Task instructions: Count, in the entries, the lines with "между". Answer with the number only.

— START Data records —

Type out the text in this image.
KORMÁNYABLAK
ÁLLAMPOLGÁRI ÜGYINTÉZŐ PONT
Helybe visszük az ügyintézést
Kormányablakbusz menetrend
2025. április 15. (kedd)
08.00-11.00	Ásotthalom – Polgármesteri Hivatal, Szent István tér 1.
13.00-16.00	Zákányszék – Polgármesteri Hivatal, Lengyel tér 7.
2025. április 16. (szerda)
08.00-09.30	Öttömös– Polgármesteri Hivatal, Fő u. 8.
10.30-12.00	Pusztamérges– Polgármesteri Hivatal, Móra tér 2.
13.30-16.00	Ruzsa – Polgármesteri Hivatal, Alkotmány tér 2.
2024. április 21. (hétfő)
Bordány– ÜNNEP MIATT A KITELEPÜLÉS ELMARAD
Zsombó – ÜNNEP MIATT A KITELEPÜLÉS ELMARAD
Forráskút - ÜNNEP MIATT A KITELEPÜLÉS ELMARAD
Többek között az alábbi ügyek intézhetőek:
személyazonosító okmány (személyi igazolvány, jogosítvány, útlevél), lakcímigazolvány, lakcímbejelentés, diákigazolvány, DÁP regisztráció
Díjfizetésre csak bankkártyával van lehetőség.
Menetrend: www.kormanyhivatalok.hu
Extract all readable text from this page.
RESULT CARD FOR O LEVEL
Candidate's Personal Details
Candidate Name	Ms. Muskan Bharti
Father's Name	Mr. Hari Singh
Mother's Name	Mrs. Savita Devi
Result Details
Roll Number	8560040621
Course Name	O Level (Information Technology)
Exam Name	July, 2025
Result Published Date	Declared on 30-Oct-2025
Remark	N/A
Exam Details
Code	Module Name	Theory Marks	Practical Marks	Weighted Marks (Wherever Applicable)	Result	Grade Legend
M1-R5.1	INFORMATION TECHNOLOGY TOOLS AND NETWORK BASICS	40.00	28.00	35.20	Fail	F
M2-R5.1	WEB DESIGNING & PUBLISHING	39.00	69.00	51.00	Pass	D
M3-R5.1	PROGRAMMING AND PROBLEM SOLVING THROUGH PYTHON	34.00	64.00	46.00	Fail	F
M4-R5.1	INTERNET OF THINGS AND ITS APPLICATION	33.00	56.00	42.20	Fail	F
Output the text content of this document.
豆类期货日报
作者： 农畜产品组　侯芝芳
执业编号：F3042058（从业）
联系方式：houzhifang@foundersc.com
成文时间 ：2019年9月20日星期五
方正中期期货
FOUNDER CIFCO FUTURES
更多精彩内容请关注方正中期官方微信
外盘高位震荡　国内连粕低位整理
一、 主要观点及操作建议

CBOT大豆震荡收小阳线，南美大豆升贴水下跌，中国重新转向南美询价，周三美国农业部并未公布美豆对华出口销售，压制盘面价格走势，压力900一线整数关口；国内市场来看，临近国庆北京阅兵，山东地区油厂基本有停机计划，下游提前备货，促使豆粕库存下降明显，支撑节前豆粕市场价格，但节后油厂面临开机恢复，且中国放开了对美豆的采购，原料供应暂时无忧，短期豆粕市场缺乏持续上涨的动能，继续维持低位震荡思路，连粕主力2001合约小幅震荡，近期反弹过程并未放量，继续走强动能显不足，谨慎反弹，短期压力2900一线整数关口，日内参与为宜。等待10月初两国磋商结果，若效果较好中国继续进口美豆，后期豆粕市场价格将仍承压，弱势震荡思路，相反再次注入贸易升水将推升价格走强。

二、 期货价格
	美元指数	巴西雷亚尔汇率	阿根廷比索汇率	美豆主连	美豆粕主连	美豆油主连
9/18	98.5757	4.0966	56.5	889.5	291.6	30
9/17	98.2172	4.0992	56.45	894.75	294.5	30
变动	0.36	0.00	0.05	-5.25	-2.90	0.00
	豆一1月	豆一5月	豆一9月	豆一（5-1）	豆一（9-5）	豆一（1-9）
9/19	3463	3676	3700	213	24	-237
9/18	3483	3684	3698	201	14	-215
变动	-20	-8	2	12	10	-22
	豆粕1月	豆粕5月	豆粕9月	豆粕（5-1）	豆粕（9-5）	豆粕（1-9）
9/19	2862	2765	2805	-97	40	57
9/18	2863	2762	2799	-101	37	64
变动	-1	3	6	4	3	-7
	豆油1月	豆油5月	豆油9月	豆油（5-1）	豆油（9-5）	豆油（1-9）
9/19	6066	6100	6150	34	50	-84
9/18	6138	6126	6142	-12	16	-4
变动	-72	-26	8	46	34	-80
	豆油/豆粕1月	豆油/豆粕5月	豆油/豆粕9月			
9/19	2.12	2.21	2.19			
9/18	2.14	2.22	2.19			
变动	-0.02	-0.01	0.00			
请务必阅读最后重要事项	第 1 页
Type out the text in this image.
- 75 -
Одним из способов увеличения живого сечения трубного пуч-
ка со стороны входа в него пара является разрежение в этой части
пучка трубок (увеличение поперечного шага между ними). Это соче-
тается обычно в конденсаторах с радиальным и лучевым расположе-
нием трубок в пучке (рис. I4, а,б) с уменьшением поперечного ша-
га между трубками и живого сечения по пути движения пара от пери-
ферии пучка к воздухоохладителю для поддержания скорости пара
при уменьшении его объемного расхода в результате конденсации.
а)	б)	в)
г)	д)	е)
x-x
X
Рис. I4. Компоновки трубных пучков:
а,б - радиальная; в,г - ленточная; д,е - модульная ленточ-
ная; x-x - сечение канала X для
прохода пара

— END Data records —

Exercise solution: 2